§ Instructions to follow:
Find the string "questions" in the listing and report every line that has it.

<<<<

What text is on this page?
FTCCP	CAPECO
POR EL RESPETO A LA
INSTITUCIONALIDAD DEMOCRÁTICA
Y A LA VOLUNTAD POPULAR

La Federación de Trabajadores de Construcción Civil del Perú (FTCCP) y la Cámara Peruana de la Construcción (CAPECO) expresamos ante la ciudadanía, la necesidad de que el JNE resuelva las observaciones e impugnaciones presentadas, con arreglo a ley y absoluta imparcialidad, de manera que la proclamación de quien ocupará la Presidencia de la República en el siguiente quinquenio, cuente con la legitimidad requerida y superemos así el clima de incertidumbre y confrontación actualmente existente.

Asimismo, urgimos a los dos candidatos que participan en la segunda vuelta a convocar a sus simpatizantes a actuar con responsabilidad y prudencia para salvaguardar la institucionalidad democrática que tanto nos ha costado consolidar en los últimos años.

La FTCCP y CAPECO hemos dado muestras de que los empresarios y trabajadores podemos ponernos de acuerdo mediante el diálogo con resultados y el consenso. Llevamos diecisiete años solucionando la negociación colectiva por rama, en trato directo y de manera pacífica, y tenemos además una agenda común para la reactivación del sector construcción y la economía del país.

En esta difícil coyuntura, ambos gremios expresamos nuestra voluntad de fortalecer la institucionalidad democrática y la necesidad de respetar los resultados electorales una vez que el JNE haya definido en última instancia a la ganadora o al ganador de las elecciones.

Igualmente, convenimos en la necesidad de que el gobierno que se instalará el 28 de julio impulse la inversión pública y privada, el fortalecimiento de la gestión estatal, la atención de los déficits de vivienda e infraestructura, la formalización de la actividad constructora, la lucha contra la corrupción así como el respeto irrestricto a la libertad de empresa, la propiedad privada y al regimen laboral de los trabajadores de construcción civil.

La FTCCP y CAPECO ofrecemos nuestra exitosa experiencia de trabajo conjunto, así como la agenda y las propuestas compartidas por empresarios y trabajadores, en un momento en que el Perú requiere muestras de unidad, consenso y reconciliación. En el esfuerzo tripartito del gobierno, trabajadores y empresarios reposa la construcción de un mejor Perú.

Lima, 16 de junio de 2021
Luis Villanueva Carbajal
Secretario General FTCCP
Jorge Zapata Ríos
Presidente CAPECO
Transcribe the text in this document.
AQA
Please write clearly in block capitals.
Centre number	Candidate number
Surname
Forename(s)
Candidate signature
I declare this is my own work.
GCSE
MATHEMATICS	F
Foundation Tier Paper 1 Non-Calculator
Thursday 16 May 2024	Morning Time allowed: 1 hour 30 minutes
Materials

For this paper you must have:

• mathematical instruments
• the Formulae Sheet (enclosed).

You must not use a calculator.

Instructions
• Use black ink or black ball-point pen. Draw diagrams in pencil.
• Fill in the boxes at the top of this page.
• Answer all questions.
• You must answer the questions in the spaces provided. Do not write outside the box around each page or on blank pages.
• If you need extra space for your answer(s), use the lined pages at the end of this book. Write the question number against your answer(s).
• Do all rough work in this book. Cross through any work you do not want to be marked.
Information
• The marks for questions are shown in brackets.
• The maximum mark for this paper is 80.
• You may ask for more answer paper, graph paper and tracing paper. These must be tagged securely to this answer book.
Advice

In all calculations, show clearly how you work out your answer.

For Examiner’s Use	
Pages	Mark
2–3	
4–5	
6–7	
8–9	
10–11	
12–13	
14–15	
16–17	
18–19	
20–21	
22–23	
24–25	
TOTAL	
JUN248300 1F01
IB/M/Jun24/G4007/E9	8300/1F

>>>>

§ Solution:
• Answer all questions.
• You must answer the questions in the spaces provided. Do not write outside the box around each page or on blank pages.
• The marks for questions are shown in brackets.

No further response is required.